[SUPPLIED DATA]
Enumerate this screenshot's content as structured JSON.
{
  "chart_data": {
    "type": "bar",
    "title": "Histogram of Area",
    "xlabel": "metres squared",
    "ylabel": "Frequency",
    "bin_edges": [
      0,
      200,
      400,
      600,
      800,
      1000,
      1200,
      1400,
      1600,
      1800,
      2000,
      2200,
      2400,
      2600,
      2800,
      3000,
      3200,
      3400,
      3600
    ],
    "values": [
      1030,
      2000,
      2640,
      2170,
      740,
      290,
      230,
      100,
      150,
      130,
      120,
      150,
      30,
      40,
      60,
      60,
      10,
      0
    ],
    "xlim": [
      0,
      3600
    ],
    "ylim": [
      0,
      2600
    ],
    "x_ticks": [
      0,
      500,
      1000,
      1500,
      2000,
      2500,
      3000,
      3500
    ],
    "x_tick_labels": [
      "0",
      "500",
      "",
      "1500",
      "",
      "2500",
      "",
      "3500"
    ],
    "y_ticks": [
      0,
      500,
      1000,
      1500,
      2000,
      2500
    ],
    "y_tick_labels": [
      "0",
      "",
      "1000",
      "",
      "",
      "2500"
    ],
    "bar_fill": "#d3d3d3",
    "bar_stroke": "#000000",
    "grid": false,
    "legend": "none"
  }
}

[INSTRUCTION]
Copy out all of the data exactly, leaving nothing out.

[ANSWER FOR THE TASK]
Enumerate this screenshot's content as structured JSON.
{
  "chart_data": {
    "type": "bar",
    "title": "Histogram of Area",
    "xlabel": "metres squared",
    "ylabel": "Frequency",
    "bin_edges": [
      0,
      200,
      400,
      600,
      800,
      1000,
      1200,
      1400,
      1600,
      1800,
      2000,
      2200,
      2400,
      2600,
      2800,
      3000,
      3200,
      3400,
      3600
    ],
    "values": [
      1030,
      2000,
      2640,
      2170,
      740,
      290,
      230,
      100,
      150,
      130,
      120,
      150,
      30,
      40,
      60,
      60,
      10,
      0
    ],
    "xlim": [
      0,
      3600
    ],
    "ylim": [
      0,
      2600
    ],
    "x_ticks": [
      0,
      500,
      1000,
      1500,
      2000,
      2500,
      3000,
      3500
    ],
    "x_tick_labels": [
      "0",
      "500",
      "",
      "1500",
      "",
      "2500",
      "",
      "3500"
    ],
    "y_ticks": [
      0,
      500,
      1000,
      1500,
      2000,
      2500
    ],
    "y_tick_labels": [
      "0",
      "",
      "1000",
      "",
      "",
      "2500"
    ],
    "bar_fill": "#d3d3d3",
    "bar_stroke": "#000000",
    "grid": false,
    "legend": "none"
  }
}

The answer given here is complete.